(Collected data entries)
_ _ _ _ _

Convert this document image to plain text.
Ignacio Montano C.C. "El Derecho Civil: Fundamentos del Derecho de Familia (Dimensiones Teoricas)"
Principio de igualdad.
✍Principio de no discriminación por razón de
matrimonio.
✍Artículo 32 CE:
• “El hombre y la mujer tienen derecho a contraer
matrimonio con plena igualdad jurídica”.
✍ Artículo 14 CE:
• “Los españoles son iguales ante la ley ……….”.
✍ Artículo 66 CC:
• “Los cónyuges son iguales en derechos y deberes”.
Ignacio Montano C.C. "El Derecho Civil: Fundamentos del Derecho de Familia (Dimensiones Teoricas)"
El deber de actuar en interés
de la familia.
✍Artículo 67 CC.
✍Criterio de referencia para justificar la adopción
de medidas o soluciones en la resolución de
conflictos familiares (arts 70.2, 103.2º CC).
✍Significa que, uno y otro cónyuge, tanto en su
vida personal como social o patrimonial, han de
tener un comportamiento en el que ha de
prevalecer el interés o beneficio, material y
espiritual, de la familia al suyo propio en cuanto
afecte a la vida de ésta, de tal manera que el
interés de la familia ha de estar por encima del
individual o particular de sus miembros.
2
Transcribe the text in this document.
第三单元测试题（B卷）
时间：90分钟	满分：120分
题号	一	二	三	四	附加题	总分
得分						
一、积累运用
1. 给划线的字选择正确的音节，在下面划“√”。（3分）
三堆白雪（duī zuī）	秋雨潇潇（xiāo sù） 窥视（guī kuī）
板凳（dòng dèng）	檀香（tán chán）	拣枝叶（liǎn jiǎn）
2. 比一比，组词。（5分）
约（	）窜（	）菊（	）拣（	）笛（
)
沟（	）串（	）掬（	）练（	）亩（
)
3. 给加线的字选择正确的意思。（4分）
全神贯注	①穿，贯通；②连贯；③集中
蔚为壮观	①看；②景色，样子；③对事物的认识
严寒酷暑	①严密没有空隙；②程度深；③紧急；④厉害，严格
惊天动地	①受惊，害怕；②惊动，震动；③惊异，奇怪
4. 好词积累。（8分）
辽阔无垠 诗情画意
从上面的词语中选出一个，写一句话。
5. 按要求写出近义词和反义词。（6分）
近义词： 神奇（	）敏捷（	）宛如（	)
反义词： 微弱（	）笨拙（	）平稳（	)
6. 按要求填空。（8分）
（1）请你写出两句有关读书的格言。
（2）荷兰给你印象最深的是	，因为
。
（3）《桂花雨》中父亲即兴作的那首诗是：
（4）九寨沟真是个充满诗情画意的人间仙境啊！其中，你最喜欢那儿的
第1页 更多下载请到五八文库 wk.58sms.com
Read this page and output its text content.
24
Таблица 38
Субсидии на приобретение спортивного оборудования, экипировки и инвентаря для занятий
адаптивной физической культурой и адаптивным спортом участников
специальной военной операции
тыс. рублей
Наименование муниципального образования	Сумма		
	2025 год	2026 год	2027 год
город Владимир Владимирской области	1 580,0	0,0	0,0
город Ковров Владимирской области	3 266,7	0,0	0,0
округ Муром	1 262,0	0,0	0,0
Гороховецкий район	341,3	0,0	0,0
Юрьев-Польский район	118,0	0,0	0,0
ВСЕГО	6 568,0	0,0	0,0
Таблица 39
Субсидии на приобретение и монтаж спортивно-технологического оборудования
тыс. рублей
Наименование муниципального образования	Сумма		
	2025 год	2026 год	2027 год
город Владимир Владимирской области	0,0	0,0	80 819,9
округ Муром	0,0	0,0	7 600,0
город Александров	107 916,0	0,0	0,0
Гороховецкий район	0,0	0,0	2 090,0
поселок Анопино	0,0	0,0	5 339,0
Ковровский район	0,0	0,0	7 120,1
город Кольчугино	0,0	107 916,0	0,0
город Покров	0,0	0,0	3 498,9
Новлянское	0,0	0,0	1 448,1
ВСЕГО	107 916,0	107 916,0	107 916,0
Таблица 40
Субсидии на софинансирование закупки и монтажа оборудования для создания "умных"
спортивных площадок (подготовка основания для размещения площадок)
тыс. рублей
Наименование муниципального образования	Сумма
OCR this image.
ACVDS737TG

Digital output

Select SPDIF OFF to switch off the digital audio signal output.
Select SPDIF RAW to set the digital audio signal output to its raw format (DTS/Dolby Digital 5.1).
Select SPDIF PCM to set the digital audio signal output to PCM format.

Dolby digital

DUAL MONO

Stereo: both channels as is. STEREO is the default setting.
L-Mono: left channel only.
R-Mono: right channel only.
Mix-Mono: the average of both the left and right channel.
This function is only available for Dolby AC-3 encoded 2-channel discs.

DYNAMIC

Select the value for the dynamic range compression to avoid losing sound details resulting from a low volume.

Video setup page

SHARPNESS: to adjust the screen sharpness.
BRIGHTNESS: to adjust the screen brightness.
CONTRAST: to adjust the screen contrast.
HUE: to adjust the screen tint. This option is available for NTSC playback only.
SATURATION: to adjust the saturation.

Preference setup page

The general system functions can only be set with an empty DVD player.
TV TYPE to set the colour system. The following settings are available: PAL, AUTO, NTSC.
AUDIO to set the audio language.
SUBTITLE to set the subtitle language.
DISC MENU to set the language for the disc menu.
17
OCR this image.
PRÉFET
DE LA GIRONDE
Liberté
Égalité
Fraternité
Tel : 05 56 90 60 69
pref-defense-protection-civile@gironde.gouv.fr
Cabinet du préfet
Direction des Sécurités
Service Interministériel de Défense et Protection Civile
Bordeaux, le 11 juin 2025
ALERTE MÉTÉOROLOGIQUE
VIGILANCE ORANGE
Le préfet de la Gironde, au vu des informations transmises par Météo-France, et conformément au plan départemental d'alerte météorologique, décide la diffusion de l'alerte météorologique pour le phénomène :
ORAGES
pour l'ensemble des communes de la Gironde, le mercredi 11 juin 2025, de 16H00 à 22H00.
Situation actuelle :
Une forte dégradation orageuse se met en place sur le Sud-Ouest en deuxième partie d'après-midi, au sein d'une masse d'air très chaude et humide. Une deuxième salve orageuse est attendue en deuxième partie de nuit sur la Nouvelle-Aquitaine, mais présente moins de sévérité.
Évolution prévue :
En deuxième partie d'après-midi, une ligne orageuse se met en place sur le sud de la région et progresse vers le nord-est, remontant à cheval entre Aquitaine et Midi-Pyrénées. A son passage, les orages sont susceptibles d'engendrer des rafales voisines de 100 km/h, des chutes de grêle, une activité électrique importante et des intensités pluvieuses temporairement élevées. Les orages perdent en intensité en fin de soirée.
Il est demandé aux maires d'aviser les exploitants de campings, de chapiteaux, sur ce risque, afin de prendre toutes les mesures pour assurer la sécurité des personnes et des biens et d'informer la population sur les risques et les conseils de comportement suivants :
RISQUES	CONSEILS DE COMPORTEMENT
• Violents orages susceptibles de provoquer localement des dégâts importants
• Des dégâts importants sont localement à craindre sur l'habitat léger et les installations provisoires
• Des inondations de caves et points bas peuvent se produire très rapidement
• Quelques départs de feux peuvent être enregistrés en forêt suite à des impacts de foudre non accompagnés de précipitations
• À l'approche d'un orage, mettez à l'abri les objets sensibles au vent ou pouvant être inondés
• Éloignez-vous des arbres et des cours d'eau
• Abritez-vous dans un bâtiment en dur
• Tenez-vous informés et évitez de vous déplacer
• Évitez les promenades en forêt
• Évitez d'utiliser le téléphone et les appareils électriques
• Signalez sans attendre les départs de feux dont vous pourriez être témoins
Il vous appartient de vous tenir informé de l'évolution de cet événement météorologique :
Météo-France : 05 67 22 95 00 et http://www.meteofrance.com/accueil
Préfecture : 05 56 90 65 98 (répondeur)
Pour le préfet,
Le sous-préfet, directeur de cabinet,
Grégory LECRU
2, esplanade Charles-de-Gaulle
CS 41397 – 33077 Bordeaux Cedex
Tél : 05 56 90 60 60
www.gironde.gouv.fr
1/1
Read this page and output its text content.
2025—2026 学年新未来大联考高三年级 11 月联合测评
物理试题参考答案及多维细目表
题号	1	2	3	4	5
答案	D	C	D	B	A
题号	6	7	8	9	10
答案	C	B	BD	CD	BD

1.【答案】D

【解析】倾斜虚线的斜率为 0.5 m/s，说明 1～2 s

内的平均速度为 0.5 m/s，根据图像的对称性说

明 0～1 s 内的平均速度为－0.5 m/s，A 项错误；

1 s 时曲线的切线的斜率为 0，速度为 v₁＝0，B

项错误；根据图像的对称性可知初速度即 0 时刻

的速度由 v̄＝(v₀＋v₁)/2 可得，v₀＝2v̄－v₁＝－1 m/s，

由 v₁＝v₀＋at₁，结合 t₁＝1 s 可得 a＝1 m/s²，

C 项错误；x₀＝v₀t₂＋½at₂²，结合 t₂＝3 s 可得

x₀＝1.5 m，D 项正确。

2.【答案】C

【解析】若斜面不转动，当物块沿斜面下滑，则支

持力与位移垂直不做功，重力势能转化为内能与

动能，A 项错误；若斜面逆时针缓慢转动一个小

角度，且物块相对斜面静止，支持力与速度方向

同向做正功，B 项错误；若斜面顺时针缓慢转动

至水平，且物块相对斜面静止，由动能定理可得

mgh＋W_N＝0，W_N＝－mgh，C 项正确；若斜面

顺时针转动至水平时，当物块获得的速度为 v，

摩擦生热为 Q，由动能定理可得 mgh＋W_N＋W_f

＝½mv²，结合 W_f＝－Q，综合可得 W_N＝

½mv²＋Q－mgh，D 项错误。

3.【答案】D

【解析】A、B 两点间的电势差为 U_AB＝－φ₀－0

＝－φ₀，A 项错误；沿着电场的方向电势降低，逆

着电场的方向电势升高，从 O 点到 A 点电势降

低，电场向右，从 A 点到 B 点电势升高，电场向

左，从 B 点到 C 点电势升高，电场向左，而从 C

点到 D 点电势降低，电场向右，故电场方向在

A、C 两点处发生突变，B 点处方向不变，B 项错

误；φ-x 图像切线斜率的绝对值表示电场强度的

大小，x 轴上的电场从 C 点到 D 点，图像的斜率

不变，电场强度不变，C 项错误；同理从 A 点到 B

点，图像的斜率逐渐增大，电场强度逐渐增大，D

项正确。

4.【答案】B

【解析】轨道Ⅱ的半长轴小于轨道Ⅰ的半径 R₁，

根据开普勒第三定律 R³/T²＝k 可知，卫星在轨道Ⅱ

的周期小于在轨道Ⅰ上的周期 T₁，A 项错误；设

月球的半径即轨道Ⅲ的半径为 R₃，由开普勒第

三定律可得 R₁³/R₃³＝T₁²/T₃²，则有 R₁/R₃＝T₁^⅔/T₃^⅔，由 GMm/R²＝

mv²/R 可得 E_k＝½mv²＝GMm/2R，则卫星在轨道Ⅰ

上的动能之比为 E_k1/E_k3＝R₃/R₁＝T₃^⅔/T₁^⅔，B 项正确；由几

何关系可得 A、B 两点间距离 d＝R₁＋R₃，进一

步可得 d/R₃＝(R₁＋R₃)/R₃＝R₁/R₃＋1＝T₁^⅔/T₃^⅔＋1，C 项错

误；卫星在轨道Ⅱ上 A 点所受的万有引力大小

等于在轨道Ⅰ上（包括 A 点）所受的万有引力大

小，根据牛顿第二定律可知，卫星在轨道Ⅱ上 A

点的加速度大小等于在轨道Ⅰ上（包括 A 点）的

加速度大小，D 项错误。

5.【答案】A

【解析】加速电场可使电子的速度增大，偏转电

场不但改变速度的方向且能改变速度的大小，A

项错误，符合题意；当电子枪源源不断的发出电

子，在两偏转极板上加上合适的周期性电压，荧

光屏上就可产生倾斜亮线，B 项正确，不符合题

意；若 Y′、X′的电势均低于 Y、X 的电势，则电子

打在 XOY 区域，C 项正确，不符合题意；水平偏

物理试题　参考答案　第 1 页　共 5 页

_ _ _ _ _

**The exercise**
Tally how many lines in the material above hold the word "Aquitaine". Write only that number.

**Result of this task**
2